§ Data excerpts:

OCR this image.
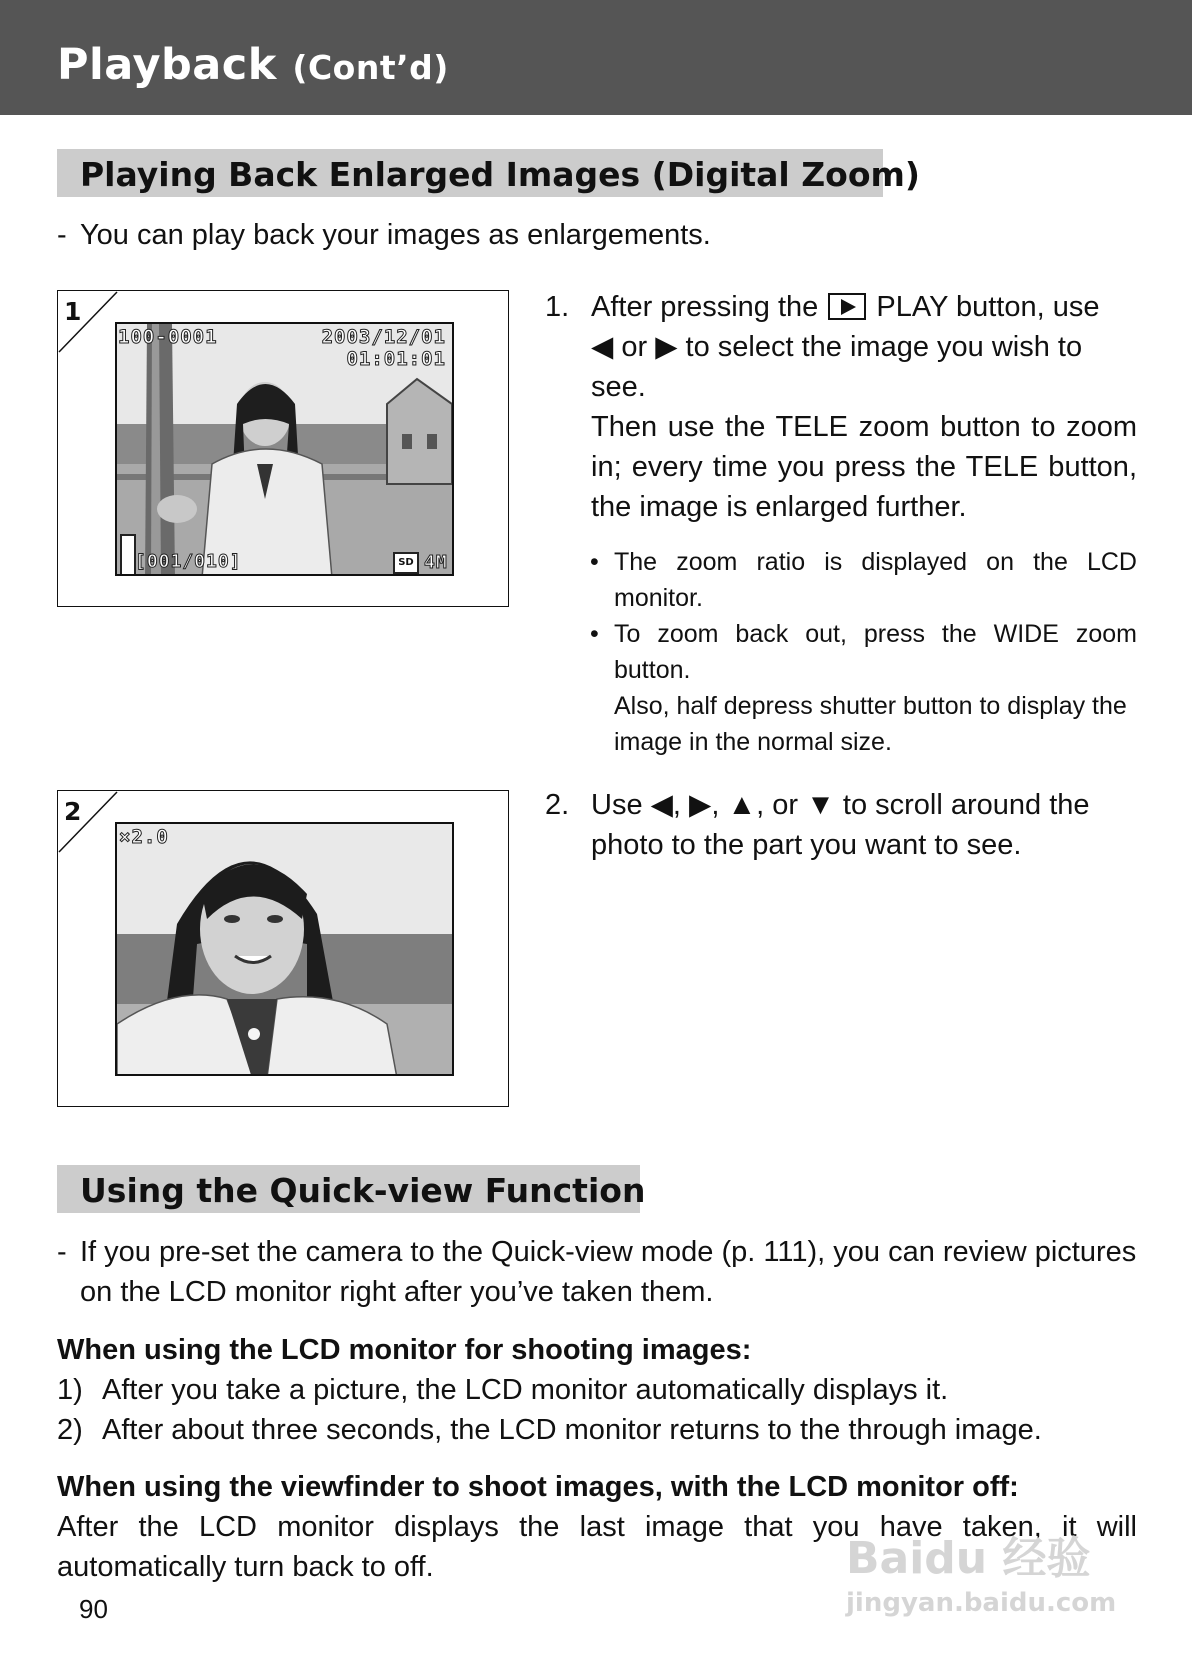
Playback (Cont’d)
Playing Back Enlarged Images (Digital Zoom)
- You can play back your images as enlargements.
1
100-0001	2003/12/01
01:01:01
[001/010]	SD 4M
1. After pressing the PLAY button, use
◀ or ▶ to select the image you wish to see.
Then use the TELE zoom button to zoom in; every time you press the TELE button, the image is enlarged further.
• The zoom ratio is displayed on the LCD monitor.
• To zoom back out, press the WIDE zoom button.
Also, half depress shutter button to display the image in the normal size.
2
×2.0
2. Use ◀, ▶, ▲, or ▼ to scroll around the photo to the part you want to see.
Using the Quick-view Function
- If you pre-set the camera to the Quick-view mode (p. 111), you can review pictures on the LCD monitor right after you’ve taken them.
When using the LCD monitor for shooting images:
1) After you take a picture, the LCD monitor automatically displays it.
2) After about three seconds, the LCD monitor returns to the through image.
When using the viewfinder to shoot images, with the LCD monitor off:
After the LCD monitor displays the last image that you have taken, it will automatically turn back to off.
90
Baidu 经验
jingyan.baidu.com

§ Direction: Output the entries above exactly. Drop the pictures.

§ Exercise response:
OCR this image.
Playback (Cont’d)
Playing Back Enlarged Images (Digital Zoom)
- You can play back your images as enlargements.
1
100-0001	2003/12/01
01:01:01
[001/010]	SD 4M
1. After pressing the PLAY button, use
◀ or ▶ to select the image you wish to see.
Then use the TELE zoom button to zoom in; every time you press the TELE button, the image is enlarged further.
• The zoom ratio is displayed on the LCD monitor.
• To zoom back out, press the WIDE zoom button.
Also, half depress shutter button to display the image in the normal size.
2
×2.0
2. Use ◀, ▶, ▲, or ▼ to scroll around the photo to the part you want to see.
Using the Quick-view Function
- If you pre-set the camera to the Quick-view mode (p. 111), you can review pictures on the LCD monitor right after you’ve taken them.
When using the LCD monitor for shooting images:
1) After you take a picture, the LCD monitor automatically displays it.
2) After about three seconds, the LCD monitor returns to the through image.
When using the viewfinder to shoot images, with the LCD monitor off:
After the LCD monitor displays the last image that you have taken, it will automatically turn back to off.
90
Baidu 经验
jingyan.baidu.com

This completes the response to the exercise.